Text provided:
== Segment start ==
American skateboarder

Ryan Gallant (born May 25, 1982) is an American professional skateboarder with a goofy-footed stance.

==Early life==
Gallant was born in Waltham, Massachusetts. He began skateboarding as a youth in Waltham, where the skateboarding scene was abundant and robust with such skateboarders as Matt Schnorr (Null Skateboards, Es' shoes, Eastern Boarder and Next gen skateshop), Chi Chi Rodriguez, And Matthew Place (Place Matt) (Next Gen Skateshop, Concepts Skateshop, MNC flowteam) as well as many others from the local "skate scene" although he was later raised in Southborough, Massachusetts.

==Professional career==
Gallant was first noticed in the skate video PJ Ladd's Wonderful Horrible Life, a shop video from Boston, Massachusetts's Coliseum skate shop. He is also affiliated with True East Skateshop, which is an East Coast-based chain of "mom and pop" shops.
== Segment end ==
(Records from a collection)
== Segment start ==
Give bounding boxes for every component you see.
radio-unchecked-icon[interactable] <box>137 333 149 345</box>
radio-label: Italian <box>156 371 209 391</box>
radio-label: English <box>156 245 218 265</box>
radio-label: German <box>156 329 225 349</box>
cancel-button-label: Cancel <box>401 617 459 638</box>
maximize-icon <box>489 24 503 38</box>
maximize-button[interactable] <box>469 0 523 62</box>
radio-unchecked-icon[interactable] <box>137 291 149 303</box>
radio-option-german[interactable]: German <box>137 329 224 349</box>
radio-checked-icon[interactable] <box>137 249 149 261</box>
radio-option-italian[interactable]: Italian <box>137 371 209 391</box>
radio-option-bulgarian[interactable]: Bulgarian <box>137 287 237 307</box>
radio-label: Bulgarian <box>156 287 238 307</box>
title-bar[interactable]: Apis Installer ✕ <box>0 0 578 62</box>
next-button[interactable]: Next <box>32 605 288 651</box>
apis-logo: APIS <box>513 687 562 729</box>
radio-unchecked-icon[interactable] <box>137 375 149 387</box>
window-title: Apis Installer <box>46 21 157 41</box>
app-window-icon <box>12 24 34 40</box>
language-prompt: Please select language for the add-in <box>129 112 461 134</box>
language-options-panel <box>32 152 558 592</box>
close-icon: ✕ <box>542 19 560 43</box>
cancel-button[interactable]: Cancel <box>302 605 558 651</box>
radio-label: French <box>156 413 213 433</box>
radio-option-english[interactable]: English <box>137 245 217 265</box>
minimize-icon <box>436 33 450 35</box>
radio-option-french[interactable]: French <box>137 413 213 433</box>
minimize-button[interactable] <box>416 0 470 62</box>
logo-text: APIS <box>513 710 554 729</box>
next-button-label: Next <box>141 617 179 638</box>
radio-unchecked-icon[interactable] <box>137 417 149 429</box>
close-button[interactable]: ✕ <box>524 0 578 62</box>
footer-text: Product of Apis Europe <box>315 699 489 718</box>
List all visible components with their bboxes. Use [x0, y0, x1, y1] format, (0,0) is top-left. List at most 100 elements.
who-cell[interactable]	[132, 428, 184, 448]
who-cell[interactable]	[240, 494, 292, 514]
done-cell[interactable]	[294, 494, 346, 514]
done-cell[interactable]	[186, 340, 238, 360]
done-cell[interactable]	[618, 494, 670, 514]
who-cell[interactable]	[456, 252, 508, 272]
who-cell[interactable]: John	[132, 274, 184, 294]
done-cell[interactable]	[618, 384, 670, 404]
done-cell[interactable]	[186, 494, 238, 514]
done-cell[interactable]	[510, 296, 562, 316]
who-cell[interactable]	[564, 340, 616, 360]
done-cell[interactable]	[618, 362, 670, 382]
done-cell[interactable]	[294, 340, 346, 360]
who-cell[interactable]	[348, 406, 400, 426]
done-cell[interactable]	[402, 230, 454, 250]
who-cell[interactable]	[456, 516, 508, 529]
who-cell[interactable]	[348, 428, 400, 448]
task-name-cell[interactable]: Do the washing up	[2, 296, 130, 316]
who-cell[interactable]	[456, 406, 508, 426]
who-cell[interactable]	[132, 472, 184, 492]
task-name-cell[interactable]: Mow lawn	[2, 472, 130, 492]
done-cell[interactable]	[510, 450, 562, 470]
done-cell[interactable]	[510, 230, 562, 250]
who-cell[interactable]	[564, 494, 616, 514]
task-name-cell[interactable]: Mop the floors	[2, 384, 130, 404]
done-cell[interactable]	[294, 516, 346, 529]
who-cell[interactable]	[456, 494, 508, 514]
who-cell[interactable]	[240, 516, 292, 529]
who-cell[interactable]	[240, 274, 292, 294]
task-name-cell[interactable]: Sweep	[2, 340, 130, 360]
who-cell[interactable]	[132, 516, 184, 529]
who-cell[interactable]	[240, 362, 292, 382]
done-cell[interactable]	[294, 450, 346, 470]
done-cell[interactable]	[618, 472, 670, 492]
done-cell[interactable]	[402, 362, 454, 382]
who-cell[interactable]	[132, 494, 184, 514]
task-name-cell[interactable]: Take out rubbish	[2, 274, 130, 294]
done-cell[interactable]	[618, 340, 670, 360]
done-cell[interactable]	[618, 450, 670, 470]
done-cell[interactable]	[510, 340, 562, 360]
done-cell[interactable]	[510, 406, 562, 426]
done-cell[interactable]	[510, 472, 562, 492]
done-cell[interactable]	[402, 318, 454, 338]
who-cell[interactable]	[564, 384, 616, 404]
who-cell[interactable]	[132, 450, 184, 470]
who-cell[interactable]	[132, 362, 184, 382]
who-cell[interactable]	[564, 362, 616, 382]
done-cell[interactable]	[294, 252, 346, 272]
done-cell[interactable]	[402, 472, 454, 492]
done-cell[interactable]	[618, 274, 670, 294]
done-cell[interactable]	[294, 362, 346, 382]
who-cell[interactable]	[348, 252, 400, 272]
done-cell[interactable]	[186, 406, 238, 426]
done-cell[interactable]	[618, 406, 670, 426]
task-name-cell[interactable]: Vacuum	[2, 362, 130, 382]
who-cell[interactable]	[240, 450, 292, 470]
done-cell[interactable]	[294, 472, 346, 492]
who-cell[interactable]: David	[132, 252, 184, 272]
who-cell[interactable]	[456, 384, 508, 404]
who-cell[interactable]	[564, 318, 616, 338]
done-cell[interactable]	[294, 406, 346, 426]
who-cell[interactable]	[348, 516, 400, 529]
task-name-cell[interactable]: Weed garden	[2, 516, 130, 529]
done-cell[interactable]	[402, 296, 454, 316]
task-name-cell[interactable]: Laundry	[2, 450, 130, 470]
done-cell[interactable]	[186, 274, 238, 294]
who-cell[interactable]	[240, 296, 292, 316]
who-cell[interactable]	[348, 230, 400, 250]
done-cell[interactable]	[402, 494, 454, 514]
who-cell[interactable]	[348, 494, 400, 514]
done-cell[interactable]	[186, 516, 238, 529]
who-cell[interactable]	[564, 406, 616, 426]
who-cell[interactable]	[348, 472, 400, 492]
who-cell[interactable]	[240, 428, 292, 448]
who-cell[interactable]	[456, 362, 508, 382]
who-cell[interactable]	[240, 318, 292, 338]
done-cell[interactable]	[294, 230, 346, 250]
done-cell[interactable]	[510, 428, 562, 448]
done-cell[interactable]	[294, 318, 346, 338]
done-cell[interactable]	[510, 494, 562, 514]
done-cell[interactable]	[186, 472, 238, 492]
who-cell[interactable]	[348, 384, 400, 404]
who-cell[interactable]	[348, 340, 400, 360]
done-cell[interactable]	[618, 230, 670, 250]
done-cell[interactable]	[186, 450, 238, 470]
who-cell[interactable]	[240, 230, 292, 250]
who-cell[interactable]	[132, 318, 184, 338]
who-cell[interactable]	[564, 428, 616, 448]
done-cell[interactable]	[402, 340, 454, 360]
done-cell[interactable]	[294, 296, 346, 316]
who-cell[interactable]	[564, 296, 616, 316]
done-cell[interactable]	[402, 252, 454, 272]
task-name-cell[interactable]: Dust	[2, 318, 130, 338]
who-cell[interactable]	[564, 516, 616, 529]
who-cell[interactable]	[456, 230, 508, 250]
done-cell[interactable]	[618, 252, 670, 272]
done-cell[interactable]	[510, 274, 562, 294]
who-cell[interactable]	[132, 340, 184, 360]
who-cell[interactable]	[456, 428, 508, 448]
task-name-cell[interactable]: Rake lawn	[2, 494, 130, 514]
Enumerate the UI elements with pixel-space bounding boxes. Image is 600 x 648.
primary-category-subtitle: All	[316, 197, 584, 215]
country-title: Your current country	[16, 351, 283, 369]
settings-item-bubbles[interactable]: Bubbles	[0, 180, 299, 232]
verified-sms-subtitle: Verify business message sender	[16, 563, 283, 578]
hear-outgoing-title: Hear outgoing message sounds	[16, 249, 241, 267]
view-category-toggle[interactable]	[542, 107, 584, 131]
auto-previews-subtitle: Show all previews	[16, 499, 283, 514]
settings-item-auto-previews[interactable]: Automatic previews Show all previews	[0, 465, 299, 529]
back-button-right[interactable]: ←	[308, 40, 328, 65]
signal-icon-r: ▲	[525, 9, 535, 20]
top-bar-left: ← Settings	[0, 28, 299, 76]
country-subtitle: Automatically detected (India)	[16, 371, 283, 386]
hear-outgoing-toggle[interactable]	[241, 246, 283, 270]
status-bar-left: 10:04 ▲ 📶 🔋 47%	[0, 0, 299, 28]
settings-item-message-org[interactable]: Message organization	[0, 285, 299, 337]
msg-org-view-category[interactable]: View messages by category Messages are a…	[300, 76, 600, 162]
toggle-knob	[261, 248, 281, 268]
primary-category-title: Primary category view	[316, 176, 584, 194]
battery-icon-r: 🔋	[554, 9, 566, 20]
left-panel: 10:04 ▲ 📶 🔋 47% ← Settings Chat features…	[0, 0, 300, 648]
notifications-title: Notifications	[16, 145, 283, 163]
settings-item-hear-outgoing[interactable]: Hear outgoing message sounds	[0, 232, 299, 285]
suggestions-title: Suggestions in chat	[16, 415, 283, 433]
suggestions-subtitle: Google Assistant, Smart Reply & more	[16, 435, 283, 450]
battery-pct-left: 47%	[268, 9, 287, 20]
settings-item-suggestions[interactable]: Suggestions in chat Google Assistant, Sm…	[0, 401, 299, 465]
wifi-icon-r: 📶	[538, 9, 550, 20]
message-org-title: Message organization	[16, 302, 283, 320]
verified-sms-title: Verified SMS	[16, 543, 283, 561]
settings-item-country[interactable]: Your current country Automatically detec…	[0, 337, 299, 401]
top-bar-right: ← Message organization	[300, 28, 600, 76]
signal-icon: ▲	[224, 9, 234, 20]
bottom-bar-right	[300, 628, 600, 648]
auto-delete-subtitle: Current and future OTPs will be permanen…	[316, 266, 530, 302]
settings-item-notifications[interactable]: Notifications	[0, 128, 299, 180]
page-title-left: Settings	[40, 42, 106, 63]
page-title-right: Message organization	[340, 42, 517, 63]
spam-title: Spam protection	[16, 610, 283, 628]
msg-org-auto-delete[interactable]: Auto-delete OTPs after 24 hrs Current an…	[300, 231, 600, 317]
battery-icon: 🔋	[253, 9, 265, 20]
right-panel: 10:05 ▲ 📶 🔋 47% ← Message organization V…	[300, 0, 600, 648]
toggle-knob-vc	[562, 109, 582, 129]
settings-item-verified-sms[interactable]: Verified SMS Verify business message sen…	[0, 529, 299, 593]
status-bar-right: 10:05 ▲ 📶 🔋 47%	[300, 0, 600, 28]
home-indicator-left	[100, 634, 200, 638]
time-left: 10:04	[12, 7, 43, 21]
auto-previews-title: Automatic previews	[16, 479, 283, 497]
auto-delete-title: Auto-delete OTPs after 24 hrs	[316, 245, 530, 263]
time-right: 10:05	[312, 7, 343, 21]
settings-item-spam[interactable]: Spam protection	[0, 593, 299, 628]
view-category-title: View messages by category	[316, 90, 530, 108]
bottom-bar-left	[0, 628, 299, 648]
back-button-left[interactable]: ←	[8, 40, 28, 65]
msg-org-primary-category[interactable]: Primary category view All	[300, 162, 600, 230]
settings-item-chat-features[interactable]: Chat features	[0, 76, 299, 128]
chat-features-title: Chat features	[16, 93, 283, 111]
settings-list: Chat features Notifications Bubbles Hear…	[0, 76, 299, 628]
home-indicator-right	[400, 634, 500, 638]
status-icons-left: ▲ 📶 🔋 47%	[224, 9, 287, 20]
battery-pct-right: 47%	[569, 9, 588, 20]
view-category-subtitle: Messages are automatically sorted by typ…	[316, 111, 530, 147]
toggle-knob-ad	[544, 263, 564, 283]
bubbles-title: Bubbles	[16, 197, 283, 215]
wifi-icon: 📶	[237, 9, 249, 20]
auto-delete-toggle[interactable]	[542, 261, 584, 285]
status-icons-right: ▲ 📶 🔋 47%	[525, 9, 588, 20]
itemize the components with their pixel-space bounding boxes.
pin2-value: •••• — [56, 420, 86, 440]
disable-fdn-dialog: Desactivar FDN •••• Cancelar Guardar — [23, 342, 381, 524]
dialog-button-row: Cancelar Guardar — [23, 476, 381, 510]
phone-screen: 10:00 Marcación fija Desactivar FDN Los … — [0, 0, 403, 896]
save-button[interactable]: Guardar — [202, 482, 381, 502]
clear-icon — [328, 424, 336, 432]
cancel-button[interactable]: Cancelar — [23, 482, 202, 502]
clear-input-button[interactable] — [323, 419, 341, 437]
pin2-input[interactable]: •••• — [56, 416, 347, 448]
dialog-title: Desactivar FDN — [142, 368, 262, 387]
== Segment end ==
Task statement:
Answer these questions using the text on Ryan Gallant.
(a) On what date was Gallant born?
(b) In which town was he later raised?
(c) Which skate video first brought him notice?

Answer section:
(a) May 25, 1982
(b) Southborough, Massachusetts
(c) PJ Ladd's Wonderful Horrible Life